Dataset excerpts:
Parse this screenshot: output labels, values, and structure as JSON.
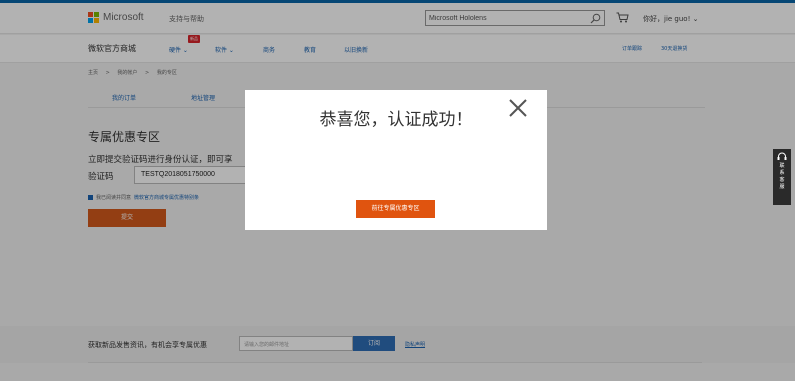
{
  "colors": {
    "accent_blue": "#1a62b0",
    "top_bar": "#0a66a8",
    "submit_orange": "#d35a1c",
    "modal_button_orange": "#e0540f",
    "badge_red": "#d9242b",
    "overlay": "rgba(0,0,0,0.30)"
  },
  "header": {
    "brand": "Microsoft",
    "support_link": "支持与帮助",
    "search_value": "Microsoft Hololens",
    "greeting": "你好，jie guo! ⌄",
    "icons": [
      "microsoft-logo",
      "search-icon",
      "cart-icon"
    ]
  },
  "nav": {
    "store_title": "微软官方商城",
    "badge": "新品",
    "items": [
      "硬件 ⌄",
      "软件 ⌄",
      "商务",
      "教育",
      "以旧换新"
    ],
    "right_items": [
      "订单跟踪",
      "30天退换货"
    ]
  },
  "breadcrumb": {
    "items": [
      "主页",
      ">",
      "我的帐户",
      ">",
      "我的专区"
    ]
  },
  "tabs": {
    "items": [
      "我的订单",
      "地址管理"
    ]
  },
  "main": {
    "section_title": "专属优惠专区",
    "description": "立即提交验证码进行身份认证，即可享",
    "code_label": "验证码",
    "code_value": "TESTQ2018051750000",
    "agree_text": "我已阅读并同意",
    "agree_link": "微软官方商城专属优惠特别条",
    "submit_label": "提交"
  },
  "newsletter": {
    "text": "获取新品发售资讯，有机会享专属优惠",
    "placeholder": "请输入您的邮件地址",
    "subscribe_label": "订阅",
    "privacy_link": "隐私声明"
  },
  "side_contact": {
    "chars": [
      "联",
      "系",
      "客",
      "服"
    ]
  },
  "modal": {
    "title": "恭喜您，认证成功！",
    "button_label": "前往专属优惠专区"
  }
}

## [Written problem]
Print the complete listing exactly as it stands, without its pictures.

## [Exercise solution]
Parse this screenshot: output labels, values, and structure as JSON.
{
  "colors": {
    "accent_blue": "#1a62b0",
    "top_bar": "#0a66a8",
    "submit_orange": "#d35a1c",
    "modal_button_orange": "#e0540f",
    "badge_red": "#d9242b",
    "overlay": "rgba(0,0,0,0.30)"
  },
  "header": {
    "brand": "Microsoft",
    "support_link": "支持与帮助",
    "search_value": "Microsoft Hololens",
    "greeting": "你好，jie guo! ⌄",
    "icons": [
      "microsoft-logo",
      "search-icon",
      "cart-icon"
    ]
  },
  "nav": {
    "store_title": "微软官方商城",
    "badge": "新品",
    "items": [
      "硬件 ⌄",
      "软件 ⌄",
      "商务",
      "教育",
      "以旧换新"
    ],
    "right_items": [
      "订单跟踪",
      "30天退换货"
    ]
  },
  "breadcrumb": {
    "items": [
      "主页",
      ">",
      "我的帐户",
      ">",
      "我的专区"
    ]
  },
  "tabs": {
    "items": [
      "我的订单",
      "地址管理"
    ]
  },
  "main": {
    "section_title": "专属优惠专区",
    "description": "立即提交验证码进行身份认证，即可享",
    "code_label": "验证码",
    "code_value": "TESTQ2018051750000",
    "agree_text": "我已阅读并同意",
    "agree_link": "微软官方商城专属优惠特别条",
    "submit_label": "提交"
  },
  "newsletter": {
    "text": "获取新品发售资讯，有机会享专属优惠",
    "placeholder": "请输入您的邮件地址",
    "subscribe_label": "订阅",
    "privacy_link": "隐私声明"
  },
  "side_contact": {
    "chars": [
      "联",
      "系",
      "客",
      "服"
    ]
  },
  "modal": {
    "title": "恭喜您，认证成功！",
    "button_label": "前往专属优惠专区"
  }
}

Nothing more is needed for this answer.